[EXERCISE]
Scan the material and copy every line in which "leírása" appears.

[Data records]
* Start *
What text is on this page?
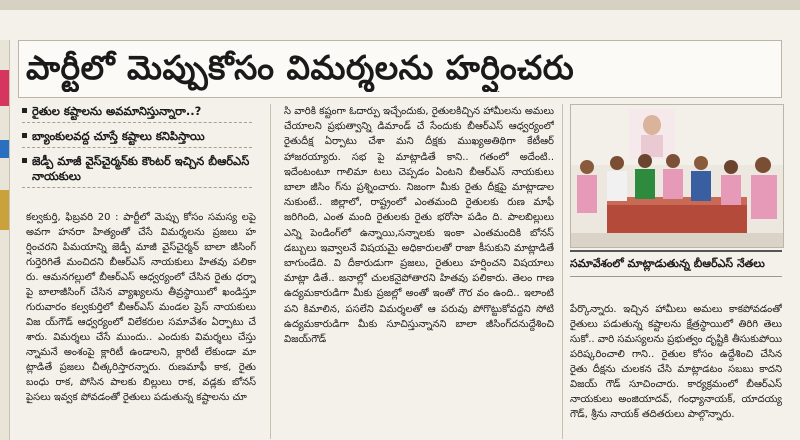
పార్టీలో మెప్పుకోసం విమర్శలను హర్షించరు
రైతుల కష్టాలను అవమానిస్తున్నారా..?
బ్యాంకులవద్ద చూస్తే కష్టాలు కనిపిస్తాయి
జెడ్పీ మాజీ వైస్‌చైర్మన్‌కు కౌంటర్ ఇచ్చిన బీఆర్ఎస్ నాయకులు
కల్వకుర్తి, ఫిబ్రవరి 20 : పార్టీలో మెప్పు కోసం సమస్య లపై అవగా హనరా హిత్యంతో చేసే విమర్శలను ప్రజలు హ ర్షించరని పిమయాన్ని జెడ్పీ మాజీ వైస్‌చైర్మన్ బాలా జీసింగ్ గుర్తెరిగితే మంచిదని బీఆర్ఎస్ నాయకులు హితవు పలికా రు. ఆమనగల్లులో బీఆర్ఎస్ ఆధ్వర్యంలో చేసిన రైతు ధర్నా పై బాలాజీసింగ్ చేసిన వ్యాఖ్యలను తీవ్రస్థాయిలో ఖండిస్తూ గురువారం కల్వకుర్తిలో బీఆర్ఎస్ మండల ప్రెస్ నాయకులు విజ య్‌గౌడ్ ఆధ్వర్యంలో విలేకరుల సమావేశం ఏర్పాటు చే శారు. విమర్శలు చేసే ముందు.. ఎందుకు విమర్శలు చేస్తు న్నామనే అంశంపై క్లారిటీ ఉండాలని, క్లారిటీ లేకుండా మా ట్లాడితే ప్రజలు చీత్కరిస్తారన్నారు. రుణమాఫీ కాక, రైతు బంధు రాక, పోసిన పాలకు బిల్లులు రాక, వడ్లకు బోనస్ పైసలు ఇవ్వక పోవడంతో రైతులు పడుతున్న కష్టాలను చూ
సి వారికి కష్టంగా ఓదార్పు ఇచ్చేందుకు, రైతులకిచ్చిన హామీలను అమలు చేయాలని ప్రభుత్వాన్ని డిమాండ్ చే సేందుకు బీఆర్ఎస్ ఆధ్వర్యంలో రైతుదీక్ష ఏర్పాటు చేశా మని దీక్షకు ముఖ్యఅతిథిగా కేటీఆర్ హాజరయ్యారు. సభ పై మాట్లాడితే కాని.. గతంలో అదేంటి.. ఇదేంటంటూ గాలిమా టలు చెప్పడం ఏంటని బీఆర్ఎస్ నాయకులు బాలా జీసిం గ్‌ను ప్రశ్నించారు. నిజంగా మీకు రైతు దీక్షపై మాట్లాడాల నుకుంటే.. జిల్లాలో, రాష్ట్రంలో ఎంతమంది రైతులకు రుణ మాఫీ జరిగింది, ఎంత మంది రైతులకు రైతు భరోసా పడిం ది. పాలబిల్లులు ఎన్ని పెండింగ్‌లో ఉన్నాయి,సన్నాలకు ఇంకా ఎంతమందికి బోనస్ డబ్బులు ఇవ్వాలనే విషయమై అధికారులతో రాజా కీసుకుని మాట్లాడితే బాగుండేది. వి దీకారుడుగా ప్రజలు, రైతులు హర్షించని విషయాలు మాట్లా డితే.. జనాల్లో చులకనైపోతారని హితవు పలికారు. తెలం గాణ ఉద్యమకారుడిగా మీకు ప్రజల్లో అంతో ఇంతో గౌర వం ఉంది.. ఇలాంటి పని కిమాలిన, పసలేని విమర్శలతో ఆ పరువు పోగొట్టుకోవద్దని సోటి ఉద్యమకారుడిగా మీకు సూచిస్తున్నానని బాలా జీసింగ్‌దనుద్దేశించి విజయ్‌గౌడ్
సమావేశంలో మాట్లాడుతున్న బీఆర్ఎస్ నేతలు
పేర్కొన్నారు. ఇచ్చిన హామీలు అమలు కాకపోవడంతో రైతులు పడుతున్న కష్టాలను క్షేత్రస్థాయిలో తిరిగి తెలు సుకో.. వారి సమస్యలను ప్రభుత్వం దృష్టికి తీసుకుపోయి పరిష్కరించాలి గాని.. రైతుల కోసం ఉద్దేశించి చేసిన రైతు దీక్షను చులకన చేసి మాట్లాడటం సబబు కాదని విజయ్ గౌడ్ సూచించారు. కార్యక్రమంలో బీఆర్ఎస్ నాయకులు అంజియాదవ్, గంధ్యానాయక్, యాదయ్య గౌడ్, శ్రీను నాయక్ తదితరులు పాల్గొన్నారు.
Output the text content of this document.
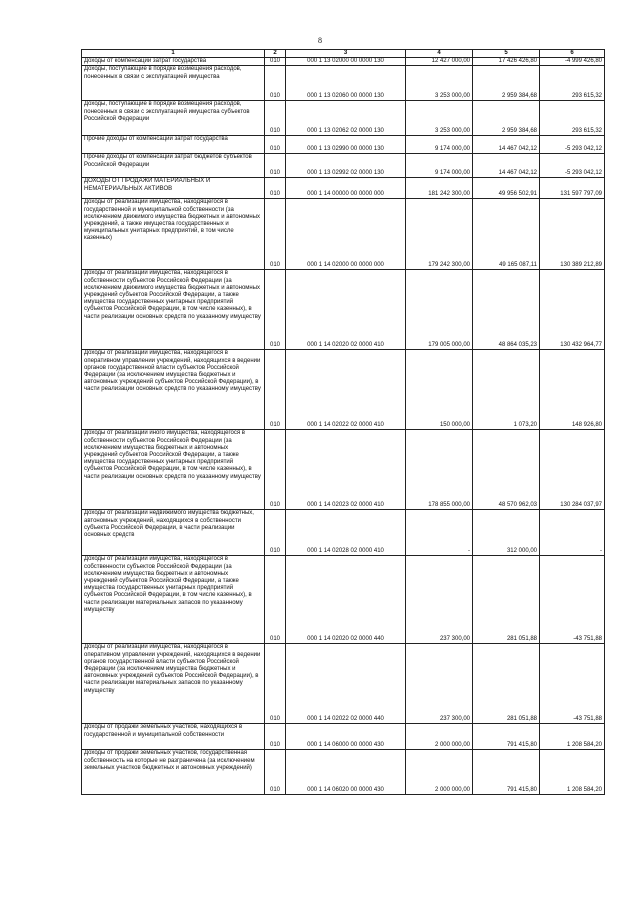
8
1	2	3	4	5	6

Доходы от компенсации затрат государства	010	000 1 13 02000 00 0000 130	12 427 000,00	17 426 426,80	-4 999 426,80

Доходы, поступающие в порядке возмещения расходов, понесенных в связи с эксплуатацией имущества	010	000 1 13 02060 00 0000 130	3 253 000,00	2 959 384,68	293 615,32

Доходы, поступающие в порядке возмещения расходов, понесенных в связи с эксплуатацией имущества субъектов Российской Федерации	010	000 1 13 02062 02 0000 130	3 253 000,00	2 959 384,68	293 615,32

Прочие доходы от компенсации затрат государства	010	000 1 13 02990 00 0000 130	9 174 000,00	14 467 042,12	-5 293 042,12

Прочие доходы от компенсации затрат бюджетов субъектов Российской Федерации	010	000 1 13 02992 02 0000 130	9 174 000,00	14 467 042,12	-5 293 042,12

ДОХОДЫ ОТ ПРОДАЖИ МАТЕРИАЛЬНЫХ И НЕМАТЕРИАЛЬНЫХ АКТИВОВ	010	000 1 14 00000 00 0000 000	181 242 300,00	49 956 502,91	131 597 797,09

Доходы от реализации имущества, находящегося в государственной и муниципальной собственности (за исключением движимого имущества бюджетных и автономных учреждений, а также имущества государственных и муниципальных унитарных предприятий, в том числе казенных)	010	000 1 14 02000 00 0000 000	179 242 300,00	49 165 087,11	130 389 212,89

Доходы от реализации имущества, находящегося в собственности субъектов Российской Федерации (за исключением движимого имущества бюджетных и автономных учреждений субъектов Российской Федерации, а также имущества государственных унитарных предприятий субъектов Российской Федерации, в том числе казенных), в части реализации основных средств по указанному имуществу	010	000 1 14 02020 02 0000 410	179 005 000,00	48 864 035,23	130 432 964,77

Доходы от реализации имущества, находящегося в оперативном управлении учреждений, находящихся в ведении органов государственной власти субъектов Российской Федерации (за исключением имущества бюджетных и автономных учреждений субъектов Российской Федерации), в части реализации основных средств по указанному имуществу	010	000 1 14 02022 02 0000 410	150 000,00	1 073,20	148 926,80

Доходы от реализации иного имущества, находящегося в собственности субъектов Российской Федерации (за исключением имущества бюджетных и автономных учреждений субъектов Российской Федерации, а также имущества государственных унитарных предприятий субъектов Российской Федерации, в том числе казенных), в части реализации основных средств по указанному имуществу	010	000 1 14 02023 02 0000 410	178 855 000,00	48 570 962,03	130 284 037,97

Доходы от реализации недвижимого имущества бюджетных, автономных учреждений, находящихся в собственности субъекта Российской Федерации, в части реализации основных средств	010	000 1 14 02028 02 0000 410	-	312 000,00	-

Доходы от реализации имущества, находящегося в собственности субъектов Российской Федерации (за исключением имущества бюджетных и автономных учреждений субъектов Российской Федерации, а также имущества государственных унитарных предприятий субъектов Российской Федерации, в том числе казенных), в части реализации материальных запасов по указанному имуществу	010	000 1 14 02020 02 0000 440	237 300,00	281 051,88	-43 751,88

Доходы от реализации имущества, находящегося в оперативном управлении учреждений, находящихся в ведении органов государственной власти субъектов Российской Федерации (за исключением имущества бюджетных и автономных учреждений субъектов Российской Федерации), в части реализации материальных запасов по указанному имуществу	010	000 1 14 02022 02 0000 440	237 300,00	281 051,88	-43 751,88

Доходы от продажи земельных участков, находящихся в государственной и муниципальной собственности	010	000 1 14 06000 00 0000 430	2 000 000,00	791 415,80	1 208 584,20

Доходы от продажи земельных участков, государственная собственность на которые не разграничена (за исключением земельных участков бюджетных и автономных учреждений)	010	000 1 14 06020 00 0000 430	2 000 000,00	791 415,80	1 208 584,20
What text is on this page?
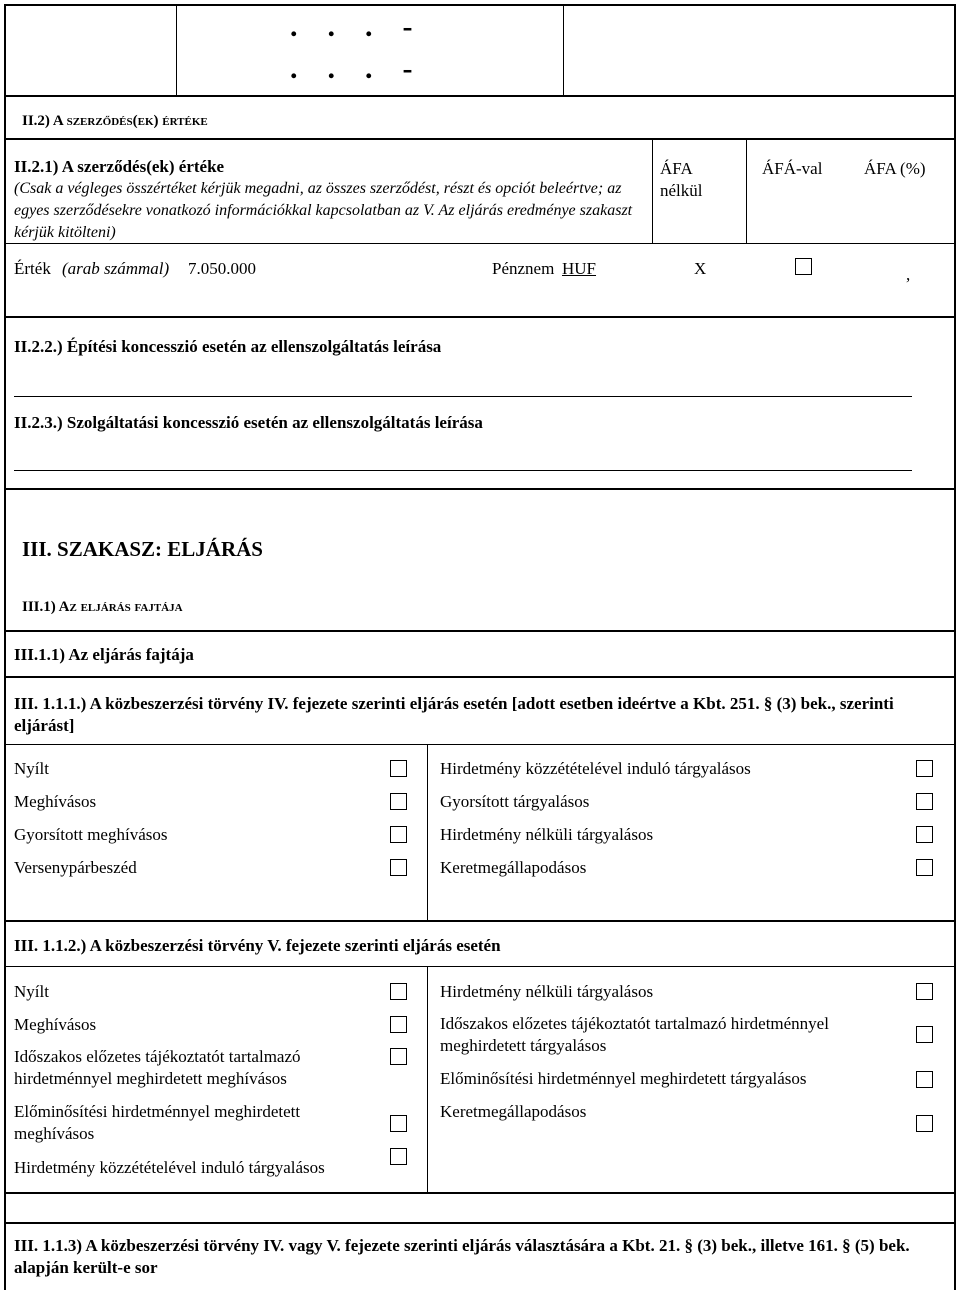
.    .    .    -
.    .    .    -
II.2) A szerződés(ek) értéke
II.2.1) A szerződés(ek) értéke
(Csak a végleges összértéket kérjük megadni, az összes szerződést, részt és opciót beleértve; az egyes szerződésekre vonatkozó információkkal kapcsolatban az V. Az eljárás eredménye szakaszt kérjük kitölteni)
ÁFA nélkül
ÁFÁ-val ÁFA (%)
Érték (arab számmal) 7.050.000	Pénznem HUF	X	,
II.2.2.) Építési koncesszió esetén az ellenszolgáltatás leírása
II.2.3.) Szolgáltatási koncesszió esetén az ellenszolgáltatás leírása
III. SZAKASZ: ELJÁRÁS
III.1) Az eljárás fajtája
III.1.1) Az eljárás fajtája
III. 1.1.1.) A közbeszerzési törvény IV. fejezete szerinti eljárás esetén [adott esetben ideértve a Kbt. 251. § (3) bek., szerinti eljárást]
Nyílt
Meghívásos
Gyorsított meghívásos
Versenypárbeszéd
Hirdetmény közzétételével induló tárgyalásos
Gyorsított tárgyalásos
Hirdetmény nélküli tárgyalásos
Keretmegállapodásos
III. 1.1.2.) A közbeszerzési törvény V. fejezete szerinti eljárás esetén
Nyílt
Meghívásos
Időszakos előzetes tájékoztatót tartalmazó hirdetménnyel meghirdetett meghívásos
Előminősítési hirdetménnyel meghirdetett meghívásos
Hirdetmény közzétételével induló tárgyalásos
Hirdetmény nélküli tárgyalásos
Időszakos előzetes tájékoztatót tartalmazó hirdetménnyel meghirdetett tárgyalásos
Előminősítési hirdetménnyel meghirdetett tárgyalásos
Keretmegállapodásos
III. 1.1.3) A közbeszerzési törvény IV. vagy V. fejezete szerinti eljárás választására a Kbt. 21. § (3) bek., illetve 161. § (5) bek. alapján került-e sor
* End *
[FULL OUTPUT]
II.2.2.) Építési koncesszió esetén az ellenszolgáltatás leírása
II.2.3.) Szolgáltatási koncesszió esetén az ellenszolgáltatás leírása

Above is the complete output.